* The task
Return the listing below unchanged, minus its pictures.

begin

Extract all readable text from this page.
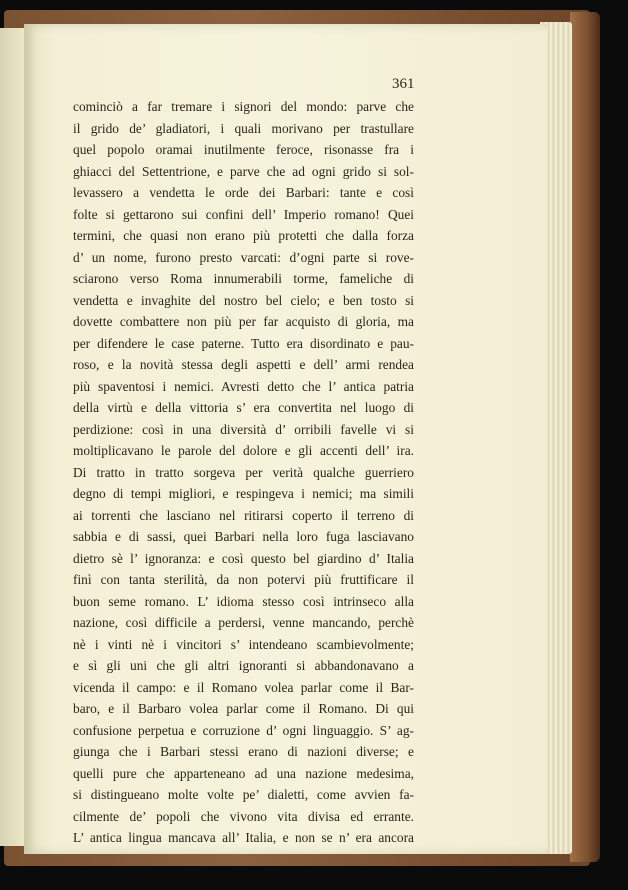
361
cominciò a far tremare i signori del mondo: parve che
il grido de’ gladiatori, i quali morivano per trastullare
quel popolo oramai inutilmente feroce, risonasse fra i
ghiacci del Settentrione, e parve che ad ogni grido si sol-
levassero a vendetta le orde dei Barbari: tante e così
folte si gettarono sui confini dell’ Imperio romano! Quei
termini, che quasi non erano più protetti che dalla forza
d’ un nome, furono presto varcati: d’ogni parte si rove-
sciarono verso Roma innumerabili torme, fameliche di
vendetta e invaghite del nostro bel cielo; e ben tosto si
dovette combattere non più per far acquisto di gloria, ma
per difendere le case paterne. Tutto era disordinato e pau-
roso, e la novità stessa degli aspetti e dell’ armi rendea
più spaventosi i nemici. Avresti detto che l’ antica patria
della virtù e della vittoria s’ era convertita nel luogo di
perdizione: così in una diversità d’ orribili favelle vi si
moltiplicavano le parole del dolore e gli accenti dell’ ira.
Di tratto in tratto sorgeva per verità qualche guerriero
degno di tempi migliori, e respingeva i nemici; ma simili
ai torrenti che lasciano nel ritirarsi coperto il terreno di
sabbia e di sassi, quei Barbari nella loro fuga lasciavano
dietro sè l’ ignoranza: e così questo bel giardino d’ Italia
finì con tanta sterilità, da non potervi più fruttificare il
buon seme romano. L’ idioma stesso così intrinseco alla
nazione, così difficile a perdersi, venne mancando, perchè
nè i vinti nè i vincitori s’ intendeano scambievolmente;
e sì gli uni che gli altri ignoranti si abbandonavano a
vicenda il campo: e il Romano volea parlar come il Bar-
baro, e il Barbaro volea parlar come il Romano. Di qui
confusione perpetua e corruzione d’ ogni linguaggio. S’ ag-
giunga che i Barbari stessi erano di nazioni diverse; e
quelli pure che apparteneano ad una nazione medesima,
si distingueano molte volte pe’ dialetti, come avvien fa-
cilmente de’ popoli che vivono vita divisa ed errante.
L’ antica lingua mancava all’ Italia, e non se n’ era ancora
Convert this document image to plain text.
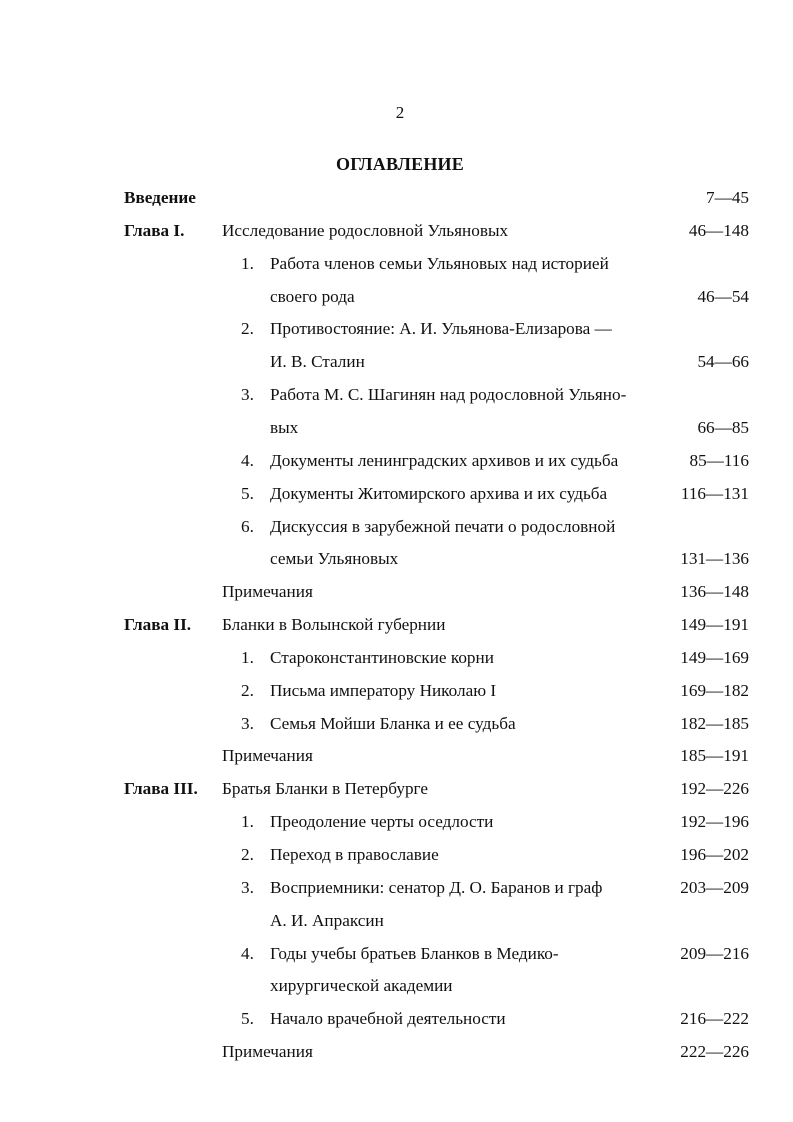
2
ОГЛАВЛЕНИЕ
Введение	7—45
Глава I. Исследование родословной Ульяновых	46—148
1. Работа членов семьи Ульяновых над историей
своего рода	46—54
2. Противостояние: А. И. Ульянова-Елизарова —
И. В. Сталин	54—66
3. Работа М. С. Шагинян над родословной Ульяно-
вых	66—85
4. Документы ленинградских архивов и их судьба	85—116
5. Документы Житомирского архива и их судьба	116—131
6. Дискуссия в зарубежной печати о родословной
семьи Ульяновых	131—136
Примечания	136—148
Глава II. Бланки в Волынской губернии	149—191
1. Староконстантиновские корни	149—169
2. Письма императору Николаю I	169—182
3. Семья Мойши Бланка и ее судьба	182—185
Примечания	185—191
Глава III. Братья Бланки в Петербурге	192—226
1. Преодоление черты оседлости	192—196
2. Переход в православие	196—202
3. Восприемники: сенатор Д. О. Баранов и граф	203—209
А. И. Апраксин
4. Годы учебы братьев Бланков в Медико-	209—216
хирургической академии
5. Начало врачебной деятельности	216—222
Примечания	222—226
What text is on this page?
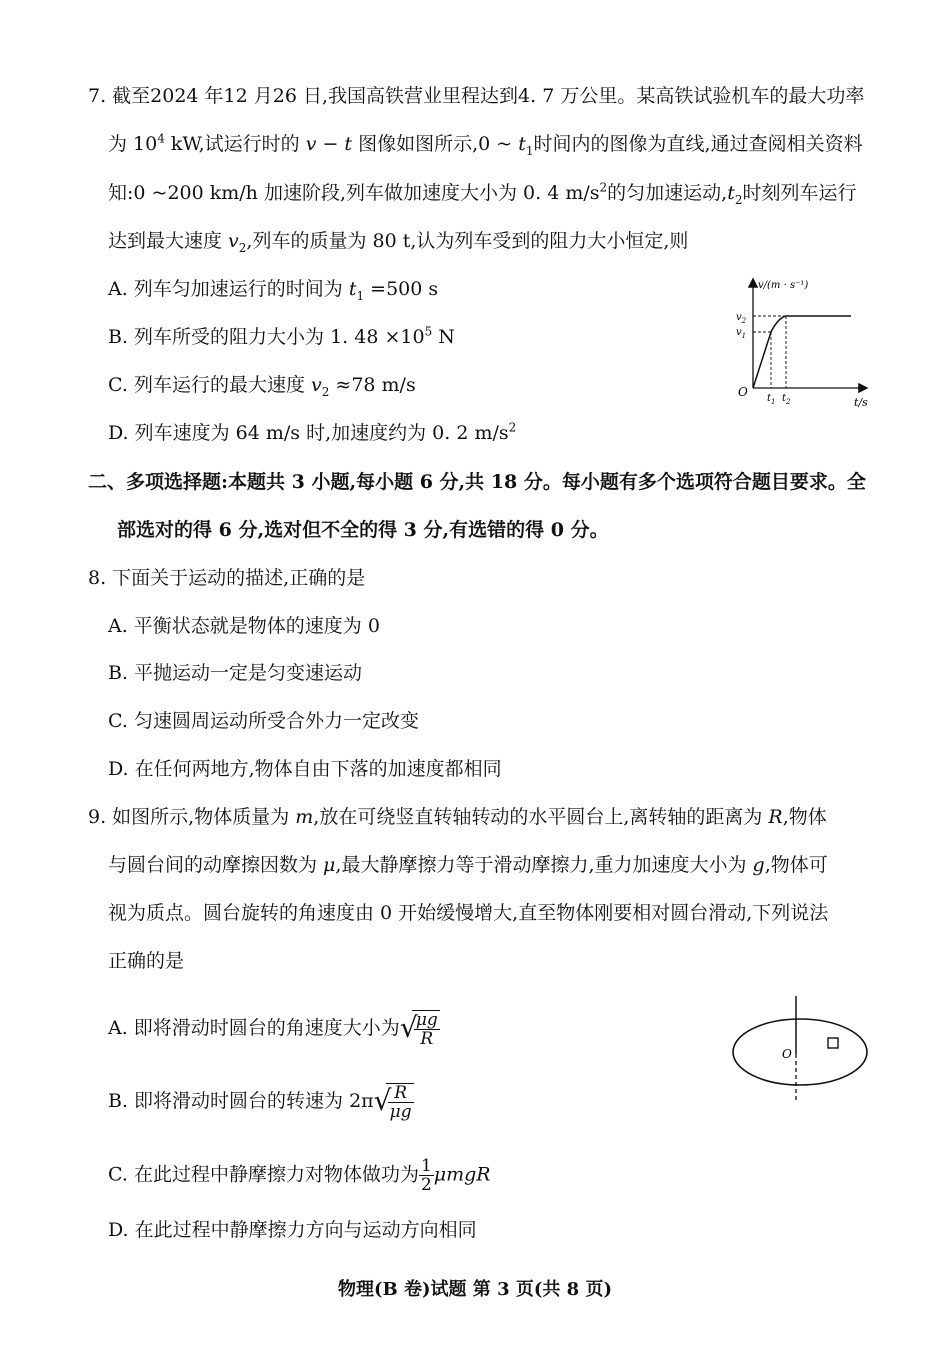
7. 截至2024 年12 月26 日,我国高铁营业里程达到4. 7 万公里。某高铁试验机车的最大功率
为 $10^4$ kW,试运行时的 v − t 图像如图所示,0 ~ $t_1$时间内的图像为直线,通过查阅相关资料
知:0 ~200 km/h 加速阶段,列车做加速度大小为 0. 4 $m/s^2$的匀加速运动$,t_2$时刻列车运行
达到最大速度 $v_2$,列车的质量为 80 t,认为列车受到的阻力大小恒定,则
A. 列车匀加速运行的时间为 $t_1 =500$ s
B. 列车所受的阻力大小为 1. $48 \times 10^5$ N
C. 列车运行的最大速度 $v_2 \approx 78$ m/s
D. 列车速度为 64 m/s 时,加速度约为 0. 2 $m/s^2$
v/(m · s⁻¹)
t/s
O
$v_2$
$v_1$
$t_1$ $t_2$
二、多项选择题:本题共 3 小题,每小题 6 分,共 18 分。每小题有多个选项符合题目要求。全
部选对的得 6 分,选对但不全的得 3 分,有选错的得 0 分。
8. 下面关于运动的描述,正确的是
A. 平衡状态就是物体的速度为 0
B. 平抛运动一定是匀变速运动
C. 匀速圆周运动所受合外力一定改变
D. 在任何两地方,物体自由下落的加速度都相同
9. 如图所示,物体质量为 m,放在可绕竖直转轴转动的水平圆台上,离转轴的距离为 R,物体
与圆台间的动摩擦因数为 μ,最大静摩擦力等于滑动摩擦力,重力加速度大小为 g,物体可
视为质点。圆台旋转的角速度由 0 开始缓慢增大,直至物体刚要相对圆台滑动,下列说法
正确的是
A. 即将滑动时圆台的角速度大小为 √
$\frac{\mu g}{R}$
B. 即将滑动时圆台的转速为 2π √
$\frac{R}{\mu g}$
C. 在此过程中静摩擦力对物体做功为 $\frac{1}{2}$ μmgR
D. 在此过程中静摩擦力方向与运动方向相同
O
物理(B 卷)试题 第 3 页(共 8 页)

end

* Expected answer
Extract all readable text from this page.
361
cominciò a far tremare i signori del mondo: parve che
il grido de’ gladiatori, i quali morivano per trastullare
quel popolo oramai inutilmente feroce, risonasse fra i
ghiacci del Settentrione, e parve che ad ogni grido si sol-
levassero a vendetta le orde dei Barbari: tante e così
folte si gettarono sui confini dell’ Imperio romano! Quei
termini, che quasi non erano più protetti che dalla forza
d’ un nome, furono presto varcati: d’ogni parte si rove-
sciarono verso Roma innumerabili torme, fameliche di
vendetta e invaghite del nostro bel cielo; e ben tosto si
dovette combattere non più per far acquisto di gloria, ma
per difendere le case paterne. Tutto era disordinato e pau-
roso, e la novità stessa degli aspetti e dell’ armi rendea
più spaventosi i nemici. Avresti detto che l’ antica patria
della virtù e della vittoria s’ era convertita nel luogo di
perdizione: così in una diversità d’ orribili favelle vi si
moltiplicavano le parole del dolore e gli accenti dell’ ira.
Di tratto in tratto sorgeva per verità qualche guerriero
degno di tempi migliori, e respingeva i nemici; ma simili
ai torrenti che lasciano nel ritirarsi coperto il terreno di
sabbia e di sassi, quei Barbari nella loro fuga lasciavano
dietro sè l’ ignoranza: e così questo bel giardino d’ Italia
finì con tanta sterilità, da non potervi più fruttificare il
buon seme romano. L’ idioma stesso così intrinseco alla
nazione, così difficile a perdersi, venne mancando, perchè
nè i vinti nè i vincitori s’ intendeano scambievolmente;
e sì gli uni che gli altri ignoranti si abbandonavano a
vicenda il campo: e il Romano volea parlar come il Bar-
baro, e il Barbaro volea parlar come il Romano. Di qui
confusione perpetua e corruzione d’ ogni linguaggio. S’ ag-
giunga che i Barbari stessi erano di nazioni diverse; e
quelli pure che apparteneano ad una nazione medesima,
si distingueano molte volte pe’ dialetti, come avvien fa-
cilmente de’ popoli che vivono vita divisa ed errante.
L’ antica lingua mancava all’ Italia, e non se n’ era ancora
Convert this document image to plain text.
2
ОГЛАВЛЕНИЕ
Введение	7—45
Глава I. Исследование родословной Ульяновых	46—148
1. Работа членов семьи Ульяновых над историей
своего рода	46—54
2. Противостояние: А. И. Ульянова-Елизарова —
И. В. Сталин	54—66
3. Работа М. С. Шагинян над родословной Ульяно-
вых	66—85
4. Документы ленинградских архивов и их судьба	85—116
5. Документы Житомирского архива и их судьба	116—131
6. Дискуссия в зарубежной печати о родословной
семьи Ульяновых	131—136
Примечания	136—148
Глава II. Бланки в Волынской губернии	149—191
1. Староконстантиновские корни	149—169
2. Письма императору Николаю I	169—182
3. Семья Мойши Бланка и ее судьба	182—185
Примечания	185—191
Глава III. Братья Бланки в Петербурге	192—226
1. Преодоление черты оседлости	192—196
2. Переход в православие	196—202
3. Восприемники: сенатор Д. О. Баранов и граф	203—209
А. И. Апраксин
4. Годы учебы братьев Бланков в Медико-	209—216
хирургической академии
5. Начало врачебной деятельности	216—222
Примечания	222—226
What text is on this page?
7. 截至2024 年12 月26 日,我国高铁营业里程达到4. 7 万公里。某高铁试验机车的最大功率
为 $10^4$ kW,试运行时的 v − t 图像如图所示,0 ~ $t_1$时间内的图像为直线,通过查阅相关资料
知:0 ~200 km/h 加速阶段,列车做加速度大小为 0. 4 $m/s^2$的匀加速运动$,t_2$时刻列车运行
达到最大速度 $v_2$,列车的质量为 80 t,认为列车受到的阻力大小恒定,则
A. 列车匀加速运行的时间为 $t_1 =500$ s
B. 列车所受的阻力大小为 1. $48 \times 10^5$ N
C. 列车运行的最大速度 $v_2 \approx 78$ m/s
D. 列车速度为 64 m/s 时,加速度约为 0. 2 $m/s^2$
v/(m · s⁻¹)
t/s
O
$v_2$
$v_1$
$t_1$ $t_2$
二、多项选择题:本题共 3 小题,每小题 6 分,共 18 分。每小题有多个选项符合题目要求。全
部选对的得 6 分,选对但不全的得 3 分,有选错的得 0 分。
8. 下面关于运动的描述,正确的是
A. 平衡状态就是物体的速度为 0
B. 平抛运动一定是匀变速运动
C. 匀速圆周运动所受合外力一定改变
D. 在任何两地方,物体自由下落的加速度都相同
9. 如图所示,物体质量为 m,放在可绕竖直转轴转动的水平圆台上,离转轴的距离为 R,物体
与圆台间的动摩擦因数为 μ,最大静摩擦力等于滑动摩擦力,重力加速度大小为 g,物体可
视为质点。圆台旋转的角速度由 0 开始缓慢增大,直至物体刚要相对圆台滑动,下列说法
正确的是
A. 即将滑动时圆台的角速度大小为 √
$\frac{\mu g}{R}$
B. 即将滑动时圆台的转速为 2π √
$\frac{R}{\mu g}$
C. 在此过程中静摩擦力对物体做功为 $\frac{1}{2}$ μmgR
D. 在此过程中静摩擦力方向与运动方向相同
O
物理(B 卷)试题 第 3 页(共 8 页)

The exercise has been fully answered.